** Supplied records **

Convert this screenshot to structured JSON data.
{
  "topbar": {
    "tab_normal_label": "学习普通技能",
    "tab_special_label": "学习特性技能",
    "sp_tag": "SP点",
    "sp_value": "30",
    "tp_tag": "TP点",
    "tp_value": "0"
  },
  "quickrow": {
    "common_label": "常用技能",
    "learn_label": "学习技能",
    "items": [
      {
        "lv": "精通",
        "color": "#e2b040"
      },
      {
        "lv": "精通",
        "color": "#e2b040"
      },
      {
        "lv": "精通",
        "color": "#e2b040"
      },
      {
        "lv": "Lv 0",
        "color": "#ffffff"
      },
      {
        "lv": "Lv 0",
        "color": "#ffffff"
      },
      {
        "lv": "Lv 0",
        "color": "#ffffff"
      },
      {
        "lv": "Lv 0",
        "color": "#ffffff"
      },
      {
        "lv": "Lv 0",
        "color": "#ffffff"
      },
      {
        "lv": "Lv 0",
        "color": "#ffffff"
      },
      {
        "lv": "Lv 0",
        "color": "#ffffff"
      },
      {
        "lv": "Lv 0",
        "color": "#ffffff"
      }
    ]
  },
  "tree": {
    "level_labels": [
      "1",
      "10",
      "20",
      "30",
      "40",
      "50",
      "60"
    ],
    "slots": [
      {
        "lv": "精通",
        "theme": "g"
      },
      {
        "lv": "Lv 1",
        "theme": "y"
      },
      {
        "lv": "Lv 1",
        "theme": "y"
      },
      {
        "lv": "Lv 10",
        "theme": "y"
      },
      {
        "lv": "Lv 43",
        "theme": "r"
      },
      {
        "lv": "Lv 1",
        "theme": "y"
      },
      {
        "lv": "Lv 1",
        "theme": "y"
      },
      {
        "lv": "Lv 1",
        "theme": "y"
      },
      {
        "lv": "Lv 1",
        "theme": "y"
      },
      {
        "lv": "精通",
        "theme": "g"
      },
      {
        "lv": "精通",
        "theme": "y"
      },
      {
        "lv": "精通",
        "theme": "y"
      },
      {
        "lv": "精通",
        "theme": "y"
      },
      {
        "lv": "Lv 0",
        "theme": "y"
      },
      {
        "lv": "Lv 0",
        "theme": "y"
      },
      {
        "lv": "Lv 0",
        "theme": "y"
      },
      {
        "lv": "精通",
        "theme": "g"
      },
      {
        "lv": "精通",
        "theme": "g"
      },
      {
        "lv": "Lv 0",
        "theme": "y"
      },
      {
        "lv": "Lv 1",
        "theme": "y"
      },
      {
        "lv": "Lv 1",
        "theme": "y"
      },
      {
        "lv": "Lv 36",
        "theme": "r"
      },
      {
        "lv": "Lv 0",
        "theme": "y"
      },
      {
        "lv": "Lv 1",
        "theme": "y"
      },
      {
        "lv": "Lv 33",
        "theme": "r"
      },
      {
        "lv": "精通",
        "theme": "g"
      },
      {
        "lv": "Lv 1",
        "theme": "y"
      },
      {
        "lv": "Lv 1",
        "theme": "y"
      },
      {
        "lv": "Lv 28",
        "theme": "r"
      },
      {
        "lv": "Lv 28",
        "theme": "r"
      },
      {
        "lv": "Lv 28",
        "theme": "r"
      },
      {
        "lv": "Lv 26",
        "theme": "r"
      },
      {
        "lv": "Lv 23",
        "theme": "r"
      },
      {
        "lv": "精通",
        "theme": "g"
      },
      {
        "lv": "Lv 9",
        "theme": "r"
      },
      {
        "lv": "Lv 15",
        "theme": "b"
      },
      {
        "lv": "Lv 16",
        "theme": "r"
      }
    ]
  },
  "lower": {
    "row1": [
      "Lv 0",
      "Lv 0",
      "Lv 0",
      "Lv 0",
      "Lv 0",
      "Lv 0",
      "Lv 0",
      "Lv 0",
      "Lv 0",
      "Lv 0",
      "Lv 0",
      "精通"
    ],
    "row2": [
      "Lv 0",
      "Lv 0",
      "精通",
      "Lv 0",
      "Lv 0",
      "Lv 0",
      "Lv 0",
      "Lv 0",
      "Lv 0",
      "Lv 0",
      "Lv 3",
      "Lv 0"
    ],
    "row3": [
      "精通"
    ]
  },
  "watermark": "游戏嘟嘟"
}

** What to do **
All of the records must be repeated exactly.

** Written answer **
Convert this screenshot to structured JSON data.
{
  "topbar": {
    "tab_normal_label": "学习普通技能",
    "tab_special_label": "学习特性技能",
    "sp_tag": "SP点",
    "sp_value": "30",
    "tp_tag": "TP点",
    "tp_value": "0"
  },
  "quickrow": {
    "common_label": "常用技能",
    "learn_label": "学习技能",
    "items": [
      {
        "lv": "精通",
        "color": "#e2b040"
      },
      {
        "lv": "精通",
        "color": "#e2b040"
      },
      {
        "lv": "精通",
        "color": "#e2b040"
      },
      {
        "lv": "Lv 0",
        "color": "#ffffff"
      },
      {
        "lv": "Lv 0",
        "color": "#ffffff"
      },
      {
        "lv": "Lv 0",
        "color": "#ffffff"
      },
      {
        "lv": "Lv 0",
        "color": "#ffffff"
      },
      {
        "lv": "Lv 0",
        "color": "#ffffff"
      },
      {
        "lv": "Lv 0",
        "color": "#ffffff"
      },
      {
        "lv": "Lv 0",
        "color": "#ffffff"
      },
      {
        "lv": "Lv 0",
        "color": "#ffffff"
      }
    ]
  },
  "tree": {
    "level_labels": [
      "1",
      "10",
      "20",
      "30",
      "40",
      "50",
      "60"
    ],
    "slots": [
      {
        "lv": "精通",
        "theme": "g"
      },
      {
        "lv": "Lv 1",
        "theme": "y"
      },
      {
        "lv": "Lv 1",
        "theme": "y"
      },
      {
        "lv": "Lv 10",
        "theme": "y"
      },
      {
        "lv": "Lv 43",
        "theme": "r"
      },
      {
        "lv": "Lv 1",
        "theme": "y"
      },
      {
        "lv": "Lv 1",
        "theme": "y"
      },
      {
        "lv": "Lv 1",
        "theme": "y"
      },
      {
        "lv": "Lv 1",
        "theme": "y"
      },
      {
        "lv": "精通",
        "theme": "g"
      },
      {
        "lv": "精通",
        "theme": "y"
      },
      {
        "lv": "精通",
        "theme": "y"
      },
      {
        "lv": "精通",
        "theme": "y"
      },
      {
        "lv": "Lv 0",
        "theme": "y"
      },
      {
        "lv": "Lv 0",
        "theme": "y"
      },
      {
        "lv": "Lv 0",
        "theme": "y"
      },
      {
        "lv": "精通",
        "theme": "g"
      },
      {
        "lv": "精通",
        "theme": "g"
      },
      {
        "lv": "Lv 0",
        "theme": "y"
      },
      {
        "lv": "Lv 1",
        "theme": "y"
      },
      {
        "lv": "Lv 1",
        "theme": "y"
      },
      {
        "lv": "Lv 36",
        "theme": "r"
      },
      {
        "lv": "Lv 0",
        "theme": "y"
      },
      {
        "lv": "Lv 1",
        "theme": "y"
      },
      {
        "lv": "Lv 33",
        "theme": "r"
      },
      {
        "lv": "精通",
        "theme": "g"
      },
      {
        "lv": "Lv 1",
        "theme": "y"
      },
      {
        "lv": "Lv 1",
        "theme": "y"
      },
      {
        "lv": "Lv 28",
        "theme": "r"
      },
      {
        "lv": "Lv 28",
        "theme": "r"
      },
      {
        "lv": "Lv 28",
        "theme": "r"
      },
      {
        "lv": "Lv 26",
        "theme": "r"
      },
      {
        "lv": "Lv 23",
        "theme": "r"
      },
      {
        "lv": "精通",
        "theme": "g"
      },
      {
        "lv": "Lv 9",
        "theme": "r"
      },
      {
        "lv": "Lv 15",
        "theme": "b"
      },
      {
        "lv": "Lv 16",
        "theme": "r"
      }
    ]
  },
  "lower": {
    "row1": [
      "Lv 0",
      "Lv 0",
      "Lv 0",
      "Lv 0",
      "Lv 0",
      "Lv 0",
      "Lv 0",
      "Lv 0",
      "Lv 0",
      "Lv 0",
      "Lv 0",
      "精通"
    ],
    "row2": [
      "Lv 0",
      "Lv 0",
      "精通",
      "Lv 0",
      "Lv 0",
      "Lv 0",
      "Lv 0",
      "Lv 0",
      "Lv 0",
      "Lv 0",
      "Lv 3",
      "Lv 0"
    ],
    "row3": [
      "精通"
    ]
  },
  "watermark": "游戏嘟嘟"
}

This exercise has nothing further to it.